**Your objective**: Copy every line of the records below word for word, and leave out the pictures.

**Source data**:
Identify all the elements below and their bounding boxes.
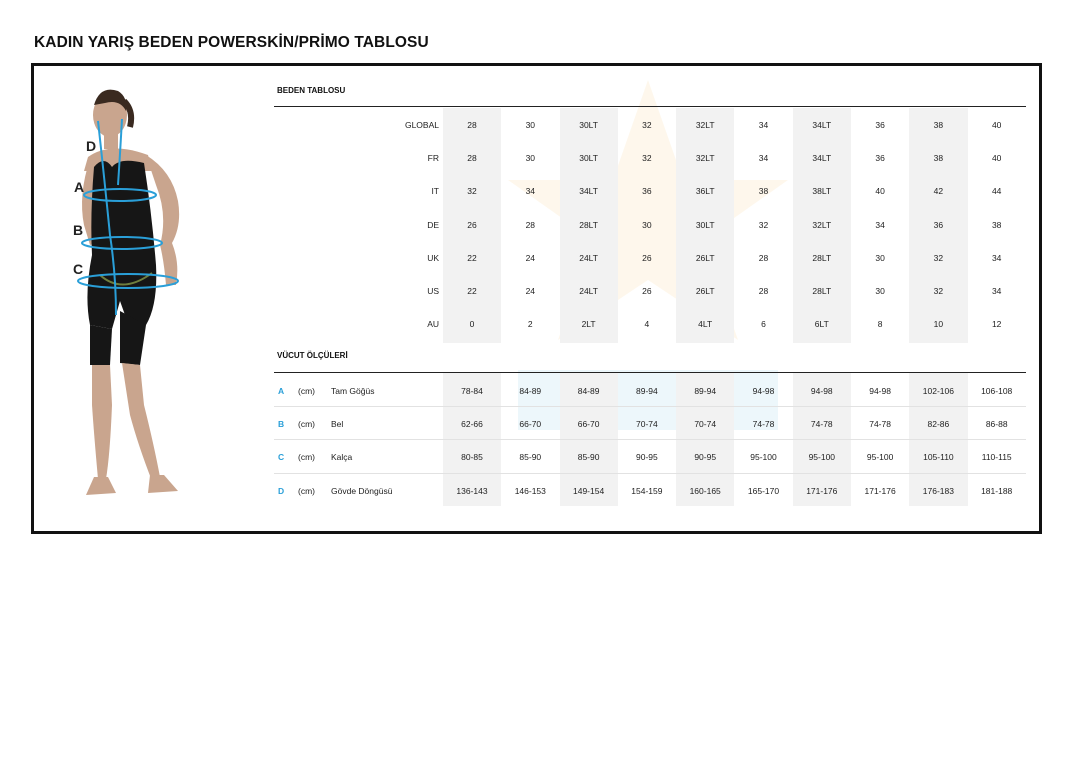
size-cell: 22 xyxy=(467,286,477,296)
body-cell: 181-188 xyxy=(981,485,1013,496)
size-cell: 34 xyxy=(991,286,1002,296)
size-table-title: BEDEN TABLOSU xyxy=(277,86,346,95)
body-row-unit: (cm) xyxy=(298,485,315,496)
body-row-letter: C xyxy=(278,452,285,463)
body-cell: 74-78 xyxy=(752,419,775,430)
size-cell: 28 xyxy=(467,153,477,164)
size-cell: 24LT xyxy=(579,286,598,296)
body-cell: 89-94 xyxy=(694,386,717,396)
size-cell: 38 xyxy=(758,186,769,197)
body-row-letter: A xyxy=(278,386,285,396)
size-cell: 34 xyxy=(875,219,885,230)
body-cell: 95-100 xyxy=(750,452,777,463)
body-cell: 66-70 xyxy=(577,419,600,430)
size-cell: 26 xyxy=(642,286,652,296)
body-cell: 70-74 xyxy=(636,419,658,430)
size-row-label: UK xyxy=(427,252,439,263)
body-cell: 70-74 xyxy=(694,419,717,430)
body-cell: 85-90 xyxy=(577,452,600,463)
body-row-name: Gövde Döngüsü xyxy=(331,485,393,496)
body-cell: 94-98 xyxy=(869,386,891,396)
size-cell: 36LT xyxy=(695,186,715,197)
size-cell: 32 xyxy=(642,153,652,164)
size-cell: 30 xyxy=(525,120,536,130)
size-row-label: FR xyxy=(427,153,439,164)
body-cell: 94-98 xyxy=(810,386,833,396)
body-cell: 95-100 xyxy=(808,452,836,463)
size-cell: 36 xyxy=(642,186,652,197)
size-cell: 28LT xyxy=(579,219,598,230)
body-row-name: Tam Göğüs xyxy=(331,386,375,396)
body-row-name: Kalça xyxy=(331,452,353,463)
body-cell: 66-70 xyxy=(519,419,542,430)
size-cell: 34 xyxy=(758,120,769,130)
size-cell: 24 xyxy=(525,286,536,296)
body-cell: 106-108 xyxy=(981,386,1013,396)
size-cell: 34LT xyxy=(812,120,832,130)
size-cell: 32 xyxy=(933,286,944,296)
body-row-unit: (cm) xyxy=(298,452,315,463)
body-cell: 84-89 xyxy=(519,386,542,396)
size-cell: 12 xyxy=(991,319,1002,330)
size-cell: 4 xyxy=(644,319,650,330)
size-cell: 30LT xyxy=(695,219,715,230)
body-table-header-line xyxy=(274,372,1026,373)
size-cell: 28 xyxy=(758,252,769,263)
size-cell: 30 xyxy=(525,153,536,164)
size-cell: 26 xyxy=(467,219,477,230)
body-cell: 94-98 xyxy=(752,386,775,396)
body-cell: 154-159 xyxy=(631,485,663,496)
size-cell: 0 xyxy=(469,319,475,330)
size-row-label: GLOBAL xyxy=(404,120,439,130)
body-cell: 62-66 xyxy=(461,419,483,430)
size-cell: 38 xyxy=(933,120,944,130)
size-cell: 36 xyxy=(875,120,885,130)
size-cell: 32 xyxy=(642,120,652,130)
size-row-label: AU xyxy=(427,319,439,330)
body-cell: 90-95 xyxy=(636,452,658,463)
size-cell: 36 xyxy=(933,219,944,230)
size-table-header-line xyxy=(274,106,1026,107)
body-cell: 165-170 xyxy=(747,485,780,496)
size-cell: 28LT xyxy=(812,252,832,263)
size-cell: 32LT xyxy=(695,153,715,164)
size-cell: 8 xyxy=(877,319,883,330)
size-cell: 30 xyxy=(875,286,885,296)
body-cell: 78-84 xyxy=(461,386,483,396)
body-row-divider xyxy=(274,406,1026,407)
size-cell: 28 xyxy=(467,120,477,130)
size-cell: 34 xyxy=(525,186,536,197)
figure-label-c: C xyxy=(73,261,84,277)
body-cell: 86-88 xyxy=(985,419,1008,430)
body-cell: 102-106 xyxy=(922,386,954,396)
size-cell: 24 xyxy=(525,252,536,263)
size-cell: 2LT xyxy=(581,319,596,330)
body-row-name: Bel xyxy=(331,419,344,430)
size-cell: 34LT xyxy=(579,186,598,197)
body-cell: 110-115 xyxy=(981,452,1012,463)
size-cell: 34 xyxy=(991,252,1002,263)
size-cell: 32 xyxy=(467,186,477,197)
page-title: KADIN YARIŞ BEDEN POWERSKİN/PRİMO TABLOSU xyxy=(34,34,429,51)
size-cell: 30 xyxy=(642,219,652,230)
body-row-letter: D xyxy=(278,485,285,496)
size-cell: 34LT xyxy=(812,153,832,164)
size-row-label: US xyxy=(427,286,439,296)
size-row-label: IT xyxy=(431,186,439,197)
size-cell: 34 xyxy=(758,153,769,164)
body-cell: 89-94 xyxy=(636,386,658,396)
body-cell: 95-100 xyxy=(866,452,894,463)
size-cell: 2 xyxy=(527,319,533,330)
figure-label-a: A xyxy=(74,179,85,195)
size-cell: 28LT xyxy=(812,286,832,296)
body-row-letter: B xyxy=(278,419,285,430)
size-cell: 32 xyxy=(758,219,769,230)
size-cell: 40 xyxy=(991,153,1002,164)
size-cell: 28 xyxy=(758,286,769,296)
body-cell: 74-78 xyxy=(869,419,891,430)
body-cell: 80-85 xyxy=(461,452,483,463)
size-cell: 36 xyxy=(875,153,885,164)
size-cell: 32LT xyxy=(695,120,715,130)
size-cell: 30LT xyxy=(579,153,598,164)
size-cell: 10 xyxy=(933,319,944,330)
size-cell: 38LT xyxy=(812,186,832,197)
body-cell: 176-183 xyxy=(922,485,954,496)
size-cell: 40 xyxy=(875,186,885,197)
size-cell: 30LT xyxy=(579,120,598,130)
size-cell: 24LT xyxy=(579,252,598,263)
size-cell: 40 xyxy=(991,120,1002,130)
size-cell: 38 xyxy=(933,153,944,164)
body-cell: 85-90 xyxy=(519,452,542,463)
body-cell: 84-89 xyxy=(577,386,600,396)
body-cell: 90-95 xyxy=(694,452,717,463)
body-cell: 82-86 xyxy=(927,419,950,430)
body-row-divider xyxy=(274,439,1026,440)
body-cell: 74-78 xyxy=(810,419,833,430)
body-row-unit: (cm) xyxy=(298,386,315,396)
size-cell: 32LT xyxy=(812,219,832,230)
body-table-title: VÜCUT ÖLÇÜLERİ xyxy=(277,351,348,360)
body-cell: 136-143 xyxy=(456,485,488,496)
size-cell: 6LT xyxy=(814,319,829,330)
body-cell: 171-176 xyxy=(806,485,838,496)
size-cell: 6 xyxy=(761,319,766,330)
size-cell: 26 xyxy=(642,252,652,263)
body-cell: 146-153 xyxy=(514,485,546,496)
size-cell: 32 xyxy=(933,252,944,263)
size-cell: 44 xyxy=(991,186,1002,197)
size-row-label: DE xyxy=(427,219,439,230)
body-row-divider xyxy=(274,473,1026,474)
body-cell: 160-165 xyxy=(689,485,721,496)
body-row-unit: (cm) xyxy=(298,419,315,430)
size-cell: 30 xyxy=(875,252,885,263)
size-cell: 38 xyxy=(991,219,1002,230)
size-cell: 4LT xyxy=(698,319,713,330)
figure-label-d: D xyxy=(86,138,97,154)
size-cell: 26LT xyxy=(695,286,715,296)
body-cell: 105-110 xyxy=(923,452,954,463)
size-cell: 26LT xyxy=(695,252,715,263)
size-cell: 22 xyxy=(467,252,477,263)
size-cell: 42 xyxy=(933,186,944,197)
body-cell: 149-154 xyxy=(572,485,605,496)
body-cell: 171-176 xyxy=(864,485,896,496)
size-cell: 28 xyxy=(525,219,536,230)
figure-label-b: B xyxy=(73,222,84,238)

**Result below**:
Identify all the elements below and their bounding boxes.
size-cell: 22 xyxy=(467,286,477,296)
body-cell: 181-188 xyxy=(981,485,1013,496)
size-cell: 34 xyxy=(991,286,1002,296)
size-table-title: BEDEN TABLOSU xyxy=(277,86,346,95)
body-row-unit: (cm) xyxy=(298,485,315,496)
body-row-letter: C xyxy=(278,452,285,463)
body-cell: 74-78 xyxy=(752,419,775,430)
size-cell: 28 xyxy=(467,153,477,164)
size-cell: 24LT xyxy=(579,286,598,296)
body-cell: 89-94 xyxy=(694,386,717,396)
size-cell: 38 xyxy=(758,186,769,197)
body-row-letter: A xyxy=(278,386,285,396)
size-cell: 34 xyxy=(875,219,885,230)
body-cell: 95-100 xyxy=(750,452,777,463)
body-cell: 66-70 xyxy=(577,419,600,430)
size-cell: 26 xyxy=(642,286,652,296)
body-cell: 70-74 xyxy=(636,419,658,430)
size-row-label: UK xyxy=(427,252,439,263)
body-cell: 70-74 xyxy=(694,419,717,430)
body-cell: 85-90 xyxy=(577,452,600,463)
body-row-name: Gövde Döngüsü xyxy=(331,485,393,496)
body-cell: 94-98 xyxy=(869,386,891,396)
size-cell: 36LT xyxy=(695,186,715,197)
size-cell: 32 xyxy=(642,153,652,164)
size-cell: 30 xyxy=(525,120,536,130)
size-row-label: FR xyxy=(427,153,439,164)
body-cell: 94-98 xyxy=(810,386,833,396)
body-cell: 95-100 xyxy=(808,452,836,463)
size-cell: 36 xyxy=(642,186,652,197)
size-cell: 28LT xyxy=(579,219,598,230)
body-row-name: Tam Göğüs xyxy=(331,386,375,396)
body-row-name: Kalça xyxy=(331,452,353,463)
body-cell: 66-70 xyxy=(519,419,542,430)
size-cell: 34 xyxy=(758,120,769,130)
size-cell: 24 xyxy=(525,286,536,296)
body-cell: 106-108 xyxy=(981,386,1013,396)
size-cell: 34LT xyxy=(812,120,832,130)
size-cell: 32 xyxy=(933,286,944,296)
body-row-unit: (cm) xyxy=(298,452,315,463)
body-cell: 84-89 xyxy=(519,386,542,396)
size-cell: 12 xyxy=(991,319,1002,330)
size-cell: 4 xyxy=(644,319,650,330)
size-cell: 30LT xyxy=(695,219,715,230)
body-table-header-line xyxy=(274,372,1026,373)
size-cell: 28 xyxy=(758,252,769,263)
size-cell: 30 xyxy=(525,153,536,164)
size-cell: 26 xyxy=(467,219,477,230)
body-cell: 94-98 xyxy=(752,386,775,396)
body-cell: 154-159 xyxy=(631,485,663,496)
size-cell: 0 xyxy=(469,319,475,330)
size-row-label: GLOBAL xyxy=(404,120,439,130)
body-cell: 62-66 xyxy=(461,419,483,430)
size-cell: 38 xyxy=(933,120,944,130)
size-cell: 36 xyxy=(875,120,885,130)
size-cell: 32 xyxy=(642,120,652,130)
size-row-label: AU xyxy=(427,319,439,330)
body-cell: 90-95 xyxy=(636,452,658,463)
size-cell: 36 xyxy=(933,219,944,230)
size-table-header-line xyxy=(274,106,1026,107)
body-cell: 165-170 xyxy=(747,485,780,496)
size-cell: 28LT xyxy=(812,252,832,263)
size-cell: 32LT xyxy=(695,153,715,164)
size-cell: 8 xyxy=(877,319,883,330)
size-cell: 30 xyxy=(875,286,885,296)
body-cell: 78-84 xyxy=(461,386,483,396)
body-row-divider xyxy=(274,406,1026,407)
size-cell: 28 xyxy=(467,120,477,130)
size-cell: 34 xyxy=(525,186,536,197)
figure-label-c: C xyxy=(73,261,84,277)
body-cell: 86-88 xyxy=(985,419,1008,430)
body-cell: 102-106 xyxy=(922,386,954,396)
size-cell: 24 xyxy=(525,252,536,263)
size-cell: 2LT xyxy=(581,319,596,330)
body-row-name: Bel xyxy=(331,419,344,430)
size-cell: 34LT xyxy=(579,186,598,197)
body-cell: 110-115 xyxy=(981,452,1012,463)
size-cell: 34 xyxy=(991,252,1002,263)
size-cell: 32 xyxy=(467,186,477,197)
page-title: KADIN YARIŞ BEDEN POWERSKİN/PRİMO TABLOSU xyxy=(34,34,429,51)
size-cell: 30 xyxy=(642,219,652,230)
body-row-letter: D xyxy=(278,485,285,496)
size-cell: 34LT xyxy=(812,153,832,164)
size-row-label: US xyxy=(427,286,439,296)
size-row-label: IT xyxy=(431,186,439,197)
size-cell: 34 xyxy=(758,153,769,164)
body-cell: 89-94 xyxy=(636,386,658,396)
body-cell: 95-100 xyxy=(866,452,894,463)
size-cell: 2 xyxy=(527,319,533,330)
figure-label-a: A xyxy=(74,179,85,195)
size-cell: 28LT xyxy=(812,286,832,296)
body-row-letter: B xyxy=(278,419,285,430)
size-cell: 32 xyxy=(758,219,769,230)
size-cell: 40 xyxy=(991,153,1002,164)
size-cell: 28 xyxy=(758,286,769,296)
body-cell: 74-78 xyxy=(869,419,891,430)
body-cell: 80-85 xyxy=(461,452,483,463)
size-cell: 36 xyxy=(875,153,885,164)
size-cell: 32LT xyxy=(695,120,715,130)
size-cell: 30LT xyxy=(579,153,598,164)
size-cell: 10 xyxy=(933,319,944,330)
size-cell: 38LT xyxy=(812,186,832,197)
body-cell: 176-183 xyxy=(922,485,954,496)
size-cell: 40 xyxy=(875,186,885,197)
size-cell: 30LT xyxy=(579,120,598,130)
size-cell: 24LT xyxy=(579,252,598,263)
size-cell: 40 xyxy=(991,120,1002,130)
size-cell: 38 xyxy=(933,153,944,164)
body-cell: 85-90 xyxy=(519,452,542,463)
body-cell: 84-89 xyxy=(577,386,600,396)
body-cell: 90-95 xyxy=(694,452,717,463)
body-cell: 82-86 xyxy=(927,419,950,430)
body-row-divider xyxy=(274,439,1026,440)
body-cell: 74-78 xyxy=(810,419,833,430)
body-row-unit: (cm) xyxy=(298,386,315,396)
size-cell: 32LT xyxy=(812,219,832,230)
body-table-title: VÜCUT ÖLÇÜLERİ xyxy=(277,351,348,360)
body-cell: 136-143 xyxy=(456,485,488,496)
size-cell: 6LT xyxy=(814,319,829,330)
body-cell: 171-176 xyxy=(806,485,838,496)
size-cell: 6 xyxy=(761,319,766,330)
size-cell: 26 xyxy=(642,252,652,263)
body-cell: 146-153 xyxy=(514,485,546,496)
size-cell: 32 xyxy=(933,252,944,263)
size-cell: 44 xyxy=(991,186,1002,197)
size-row-label: DE xyxy=(427,219,439,230)
body-row-divider xyxy=(274,473,1026,474)
body-cell: 160-165 xyxy=(689,485,721,496)
body-row-unit: (cm) xyxy=(298,419,315,430)
size-cell: 30 xyxy=(875,252,885,263)
size-cell: 38 xyxy=(991,219,1002,230)
size-cell: 4LT xyxy=(698,319,713,330)
figure-label-d: D xyxy=(86,138,97,154)
size-cell: 26LT xyxy=(695,286,715,296)
body-cell: 105-110 xyxy=(923,452,954,463)
size-cell: 26LT xyxy=(695,252,715,263)
size-cell: 22 xyxy=(467,252,477,263)
size-cell: 42 xyxy=(933,186,944,197)
body-cell: 149-154 xyxy=(572,485,605,496)
body-cell: 171-176 xyxy=(864,485,896,496)
size-cell: 28 xyxy=(525,219,536,230)
figure-label-b: B xyxy=(73,222,84,238)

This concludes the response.